━━━━━ DATA TO USE

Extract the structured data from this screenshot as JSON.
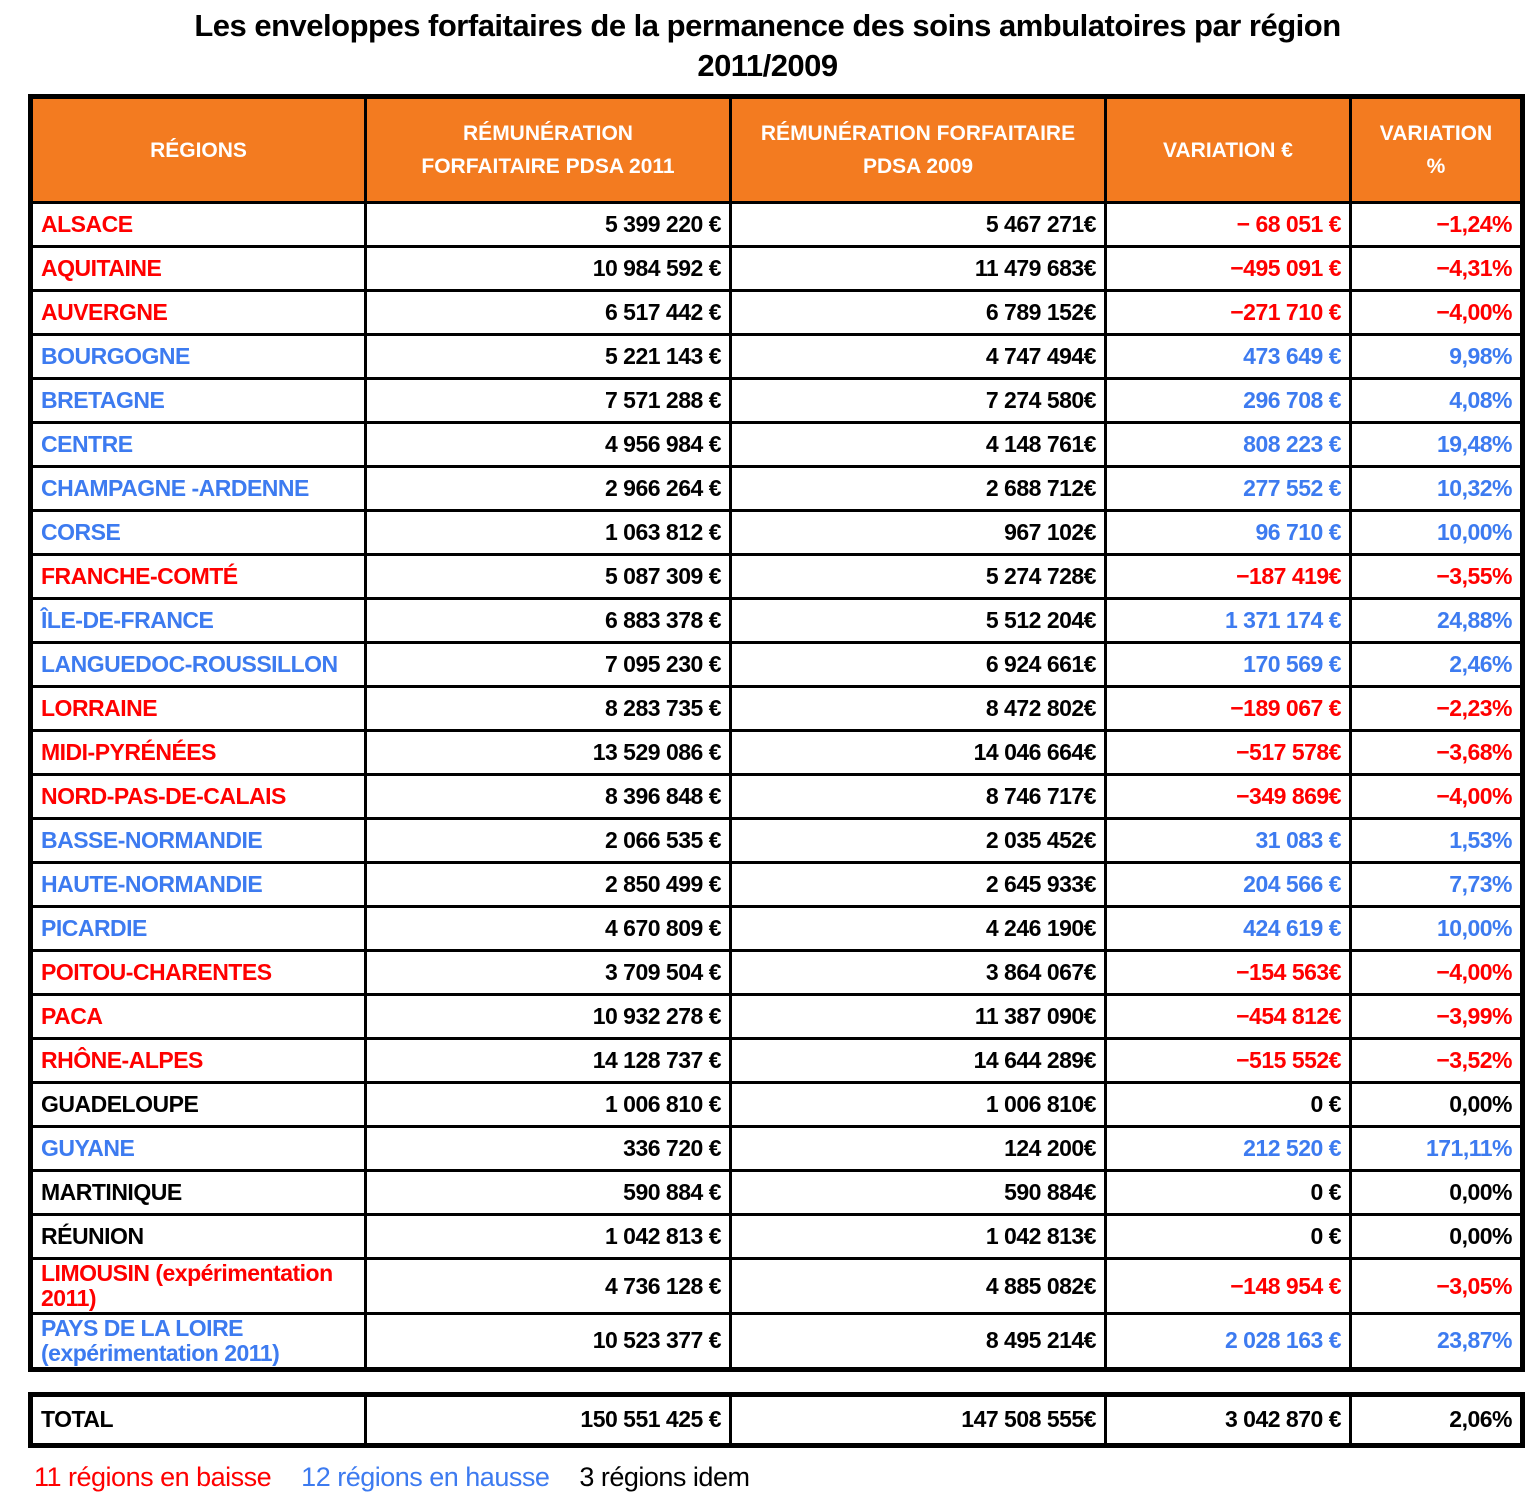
{
  "title": {
    "line1": "Les enveloppes forfaitaires de la permanence des soins ambulatoires par région",
    "line2": "2011/2009"
  },
  "colors": {
    "header_bg": "#F37B20",
    "header_text": "#FFFFFF",
    "down": "#FF0000",
    "up": "#3D7BF0",
    "same": "#000000"
  },
  "table": {
    "headers": [
      "RÉGIONS",
      "RÉMUNÉRATION FORFAITAIRE PDSA 2011",
      "RÉMUNÉRATION FORFAITAIRE PDSA 2009",
      "VARIATION €",
      "VARIATION %"
    ],
    "rows": [
      {
        "region": "ALSACE",
        "pdsa2011": "5 399 220 €",
        "pdsa2009": "5 467 271€",
        "var_eur": "− 68 051 €",
        "var_pct": "−1,24%",
        "trend": "down"
      },
      {
        "region": "AQUITAINE",
        "pdsa2011": "10 984 592 €",
        "pdsa2009": "11 479 683€",
        "var_eur": "−495 091 €",
        "var_pct": "−4,31%",
        "trend": "down"
      },
      {
        "region": "AUVERGNE",
        "pdsa2011": "6 517 442 €",
        "pdsa2009": "6 789 152€",
        "var_eur": "−271 710 €",
        "var_pct": "−4,00%",
        "trend": "down"
      },
      {
        "region": "BOURGOGNE",
        "pdsa2011": "5 221 143 €",
        "pdsa2009": "4 747 494€",
        "var_eur": "473 649 €",
        "var_pct": "9,98%",
        "trend": "up"
      },
      {
        "region": "BRETAGNE",
        "pdsa2011": "7 571 288 €",
        "pdsa2009": "7 274 580€",
        "var_eur": "296 708 €",
        "var_pct": "4,08%",
        "trend": "up"
      },
      {
        "region": "CENTRE",
        "pdsa2011": "4 956 984 €",
        "pdsa2009": "4 148 761€",
        "var_eur": "808 223 €",
        "var_pct": "19,48%",
        "trend": "up"
      },
      {
        "region": "CHAMPAGNE -ARDENNE",
        "pdsa2011": "2 966 264 €",
        "pdsa2009": "2 688 712€",
        "var_eur": "277 552 €",
        "var_pct": "10,32%",
        "trend": "up"
      },
      {
        "region": "CORSE",
        "pdsa2011": "1 063 812 €",
        "pdsa2009": "967 102€",
        "var_eur": "96 710 €",
        "var_pct": "10,00%",
        "trend": "up"
      },
      {
        "region": "FRANCHE-COMTÉ",
        "pdsa2011": "5 087 309 €",
        "pdsa2009": "5 274 728€",
        "var_eur": "−187 419€",
        "var_pct": "−3,55%",
        "trend": "down"
      },
      {
        "region": "ÎLE-DE-FRANCE",
        "pdsa2011": "6 883 378 €",
        "pdsa2009": "5 512 204€",
        "var_eur": "1 371 174 €",
        "var_pct": "24,88%",
        "trend": "up"
      },
      {
        "region": "LANGUEDOC-ROUSSILLON",
        "pdsa2011": "7 095 230 €",
        "pdsa2009": "6 924 661€",
        "var_eur": "170 569 €",
        "var_pct": "2,46%",
        "trend": "up"
      },
      {
        "region": "LORRAINE",
        "pdsa2011": "8 283 735 €",
        "pdsa2009": "8 472 802€",
        "var_eur": "−189 067 €",
        "var_pct": "−2,23%",
        "trend": "down"
      },
      {
        "region": "MIDI-PYRÉNÉES",
        "pdsa2011": "13 529 086 €",
        "pdsa2009": "14 046 664€",
        "var_eur": "−517 578€",
        "var_pct": "−3,68%",
        "trend": "down"
      },
      {
        "region": "NORD-PAS-DE-CALAIS",
        "pdsa2011": "8 396 848 €",
        "pdsa2009": "8 746 717€",
        "var_eur": "−349 869€",
        "var_pct": "−4,00%",
        "trend": "down"
      },
      {
        "region": "BASSE-NORMANDIE",
        "pdsa2011": "2 066 535 €",
        "pdsa2009": "2 035 452€",
        "var_eur": "31 083 €",
        "var_pct": "1,53%",
        "trend": "up"
      },
      {
        "region": "HAUTE-NORMANDIE",
        "pdsa2011": "2 850 499 €",
        "pdsa2009": "2 645 933€",
        "var_eur": "204 566 €",
        "var_pct": "7,73%",
        "trend": "up"
      },
      {
        "region": "PICARDIE",
        "pdsa2011": "4 670 809 €",
        "pdsa2009": "4 246 190€",
        "var_eur": "424 619 €",
        "var_pct": "10,00%",
        "trend": "up"
      },
      {
        "region": "POITOU-CHARENTES",
        "pdsa2011": "3 709 504 €",
        "pdsa2009": "3 864 067€",
        "var_eur": "−154 563€",
        "var_pct": "−4,00%",
        "trend": "down"
      },
      {
        "region": "PACA",
        "pdsa2011": "10 932 278 €",
        "pdsa2009": "11 387 090€",
        "var_eur": "−454 812€",
        "var_pct": "−3,99%",
        "trend": "down"
      },
      {
        "region": "RHÔNE-ALPES",
        "pdsa2011": "14 128 737 €",
        "pdsa2009": "14 644 289€",
        "var_eur": "−515 552€",
        "var_pct": "−3,52%",
        "trend": "down"
      },
      {
        "region": "GUADELOUPE",
        "pdsa2011": "1 006 810 €",
        "pdsa2009": "1 006 810€",
        "var_eur": "0 €",
        "var_pct": "0,00%",
        "trend": "same"
      },
      {
        "region": "GUYANE",
        "pdsa2011": "336 720 €",
        "pdsa2009": "124 200€",
        "var_eur": "212 520 €",
        "var_pct": "171,11%",
        "trend": "up"
      },
      {
        "region": "MARTINIQUE",
        "pdsa2011": "590 884 €",
        "pdsa2009": "590 884€",
        "var_eur": "0 €",
        "var_pct": "0,00%",
        "trend": "same"
      },
      {
        "region": "RÉUNION",
        "pdsa2011": "1 042 813 €",
        "pdsa2009": "1 042 813€",
        "var_eur": "0 €",
        "var_pct": "0,00%",
        "trend": "same"
      },
      {
        "region": "LIMOUSIN (expérimentation 2011)",
        "pdsa2011": "4 736 128 €",
        "pdsa2009": "4 885 082€",
        "var_eur": "−148 954 €",
        "var_pct": "−3,05%",
        "trend": "down"
      },
      {
        "region": "PAYS DE LA LOIRE (expérimentation 2011)",
        "pdsa2011": "10 523 377 €",
        "pdsa2009": "8 495 214€",
        "var_eur": "2 028 163 €",
        "var_pct": "23,87%",
        "trend": "up"
      }
    ],
    "total": {
      "region": "TOTAL",
      "pdsa2011": "150 551 425 €",
      "pdsa2009": "147 508 555€",
      "var_eur": "3 042 870 €",
      "var_pct": "2,06%",
      "trend": "same"
    }
  },
  "footer": {
    "down": "11 régions en baisse",
    "up": "12 régions en hausse",
    "same": "3 régions idem"
  }
}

━━━━━━━━━━

* [GIVEN REQUEST]: All the lines above are to be reproduced exactly, except the pictures.

* [COMPLETE ANSWER]:
Extract the structured data from this screenshot as JSON.
{
  "title": {
    "line1": "Les enveloppes forfaitaires de la permanence des soins ambulatoires par région",
    "line2": "2011/2009"
  },
  "colors": {
    "header_bg": "#F37B20",
    "header_text": "#FFFFFF",
    "down": "#FF0000",
    "up": "#3D7BF0",
    "same": "#000000"
  },
  "table": {
    "headers": [
      "RÉGIONS",
      "RÉMUNÉRATION FORFAITAIRE PDSA 2011",
      "RÉMUNÉRATION FORFAITAIRE PDSA 2009",
      "VARIATION €",
      "VARIATION %"
    ],
    "rows": [
      {
        "region": "ALSACE",
        "pdsa2011": "5 399 220 €",
        "pdsa2009": "5 467 271€",
        "var_eur": "− 68 051 €",
        "var_pct": "−1,24%",
        "trend": "down"
      },
      {
        "region": "AQUITAINE",
        "pdsa2011": "10 984 592 €",
        "pdsa2009": "11 479 683€",
        "var_eur": "−495 091 €",
        "var_pct": "−4,31%",
        "trend": "down"
      },
      {
        "region": "AUVERGNE",
        "pdsa2011": "6 517 442 €",
        "pdsa2009": "6 789 152€",
        "var_eur": "−271 710 €",
        "var_pct": "−4,00%",
        "trend": "down"
      },
      {
        "region": "BOURGOGNE",
        "pdsa2011": "5 221 143 €",
        "pdsa2009": "4 747 494€",
        "var_eur": "473 649 €",
        "var_pct": "9,98%",
        "trend": "up"
      },
      {
        "region": "BRETAGNE",
        "pdsa2011": "7 571 288 €",
        "pdsa2009": "7 274 580€",
        "var_eur": "296 708 €",
        "var_pct": "4,08%",
        "trend": "up"
      },
      {
        "region": "CENTRE",
        "pdsa2011": "4 956 984 €",
        "pdsa2009": "4 148 761€",
        "var_eur": "808 223 €",
        "var_pct": "19,48%",
        "trend": "up"
      },
      {
        "region": "CHAMPAGNE -ARDENNE",
        "pdsa2011": "2 966 264 €",
        "pdsa2009": "2 688 712€",
        "var_eur": "277 552 €",
        "var_pct": "10,32%",
        "trend": "up"
      },
      {
        "region": "CORSE",
        "pdsa2011": "1 063 812 €",
        "pdsa2009": "967 102€",
        "var_eur": "96 710 €",
        "var_pct": "10,00%",
        "trend": "up"
      },
      {
        "region": "FRANCHE-COMTÉ",
        "pdsa2011": "5 087 309 €",
        "pdsa2009": "5 274 728€",
        "var_eur": "−187 419€",
        "var_pct": "−3,55%",
        "trend": "down"
      },
      {
        "region": "ÎLE-DE-FRANCE",
        "pdsa2011": "6 883 378 €",
        "pdsa2009": "5 512 204€",
        "var_eur": "1 371 174 €",
        "var_pct": "24,88%",
        "trend": "up"
      },
      {
        "region": "LANGUEDOC-ROUSSILLON",
        "pdsa2011": "7 095 230 €",
        "pdsa2009": "6 924 661€",
        "var_eur": "170 569 €",
        "var_pct": "2,46%",
        "trend": "up"
      },
      {
        "region": "LORRAINE",
        "pdsa2011": "8 283 735 €",
        "pdsa2009": "8 472 802€",
        "var_eur": "−189 067 €",
        "var_pct": "−2,23%",
        "trend": "down"
      },
      {
        "region": "MIDI-PYRÉNÉES",
        "pdsa2011": "13 529 086 €",
        "pdsa2009": "14 046 664€",
        "var_eur": "−517 578€",
        "var_pct": "−3,68%",
        "trend": "down"
      },
      {
        "region": "NORD-PAS-DE-CALAIS",
        "pdsa2011": "8 396 848 €",
        "pdsa2009": "8 746 717€",
        "var_eur": "−349 869€",
        "var_pct": "−4,00%",
        "trend": "down"
      },
      {
        "region": "BASSE-NORMANDIE",
        "pdsa2011": "2 066 535 €",
        "pdsa2009": "2 035 452€",
        "var_eur": "31 083 €",
        "var_pct": "1,53%",
        "trend": "up"
      },
      {
        "region": "HAUTE-NORMANDIE",
        "pdsa2011": "2 850 499 €",
        "pdsa2009": "2 645 933€",
        "var_eur": "204 566 €",
        "var_pct": "7,73%",
        "trend": "up"
      },
      {
        "region": "PICARDIE",
        "pdsa2011": "4 670 809 €",
        "pdsa2009": "4 246 190€",
        "var_eur": "424 619 €",
        "var_pct": "10,00%",
        "trend": "up"
      },
      {
        "region": "POITOU-CHARENTES",
        "pdsa2011": "3 709 504 €",
        "pdsa2009": "3 864 067€",
        "var_eur": "−154 563€",
        "var_pct": "−4,00%",
        "trend": "down"
      },
      {
        "region": "PACA",
        "pdsa2011": "10 932 278 €",
        "pdsa2009": "11 387 090€",
        "var_eur": "−454 812€",
        "var_pct": "−3,99%",
        "trend": "down"
      },
      {
        "region": "RHÔNE-ALPES",
        "pdsa2011": "14 128 737 €",
        "pdsa2009": "14 644 289€",
        "var_eur": "−515 552€",
        "var_pct": "−3,52%",
        "trend": "down"
      },
      {
        "region": "GUADELOUPE",
        "pdsa2011": "1 006 810 €",
        "pdsa2009": "1 006 810€",
        "var_eur": "0 €",
        "var_pct": "0,00%",
        "trend": "same"
      },
      {
        "region": "GUYANE",
        "pdsa2011": "336 720 €",
        "pdsa2009": "124 200€",
        "var_eur": "212 520 €",
        "var_pct": "171,11%",
        "trend": "up"
      },
      {
        "region": "MARTINIQUE",
        "pdsa2011": "590 884 €",
        "pdsa2009": "590 884€",
        "var_eur": "0 €",
        "var_pct": "0,00%",
        "trend": "same"
      },
      {
        "region": "RÉUNION",
        "pdsa2011": "1 042 813 €",
        "pdsa2009": "1 042 813€",
        "var_eur": "0 €",
        "var_pct": "0,00%",
        "trend": "same"
      },
      {
        "region": "LIMOUSIN (expérimentation 2011)",
        "pdsa2011": "4 736 128 €",
        "pdsa2009": "4 885 082€",
        "var_eur": "−148 954 €",
        "var_pct": "−3,05%",
        "trend": "down"
      },
      {
        "region": "PAYS DE LA LOIRE (expérimentation 2011)",
        "pdsa2011": "10 523 377 €",
        "pdsa2009": "8 495 214€",
        "var_eur": "2 028 163 €",
        "var_pct": "23,87%",
        "trend": "up"
      }
    ],
    "total": {
      "region": "TOTAL",
      "pdsa2011": "150 551 425 €",
      "pdsa2009": "147 508 555€",
      "var_eur": "3 042 870 €",
      "var_pct": "2,06%",
      "trend": "same"
    }
  },
  "footer": {
    "down": "11 régions en baisse",
    "up": "12 régions en hausse",
    "same": "3 régions idem"
  }
}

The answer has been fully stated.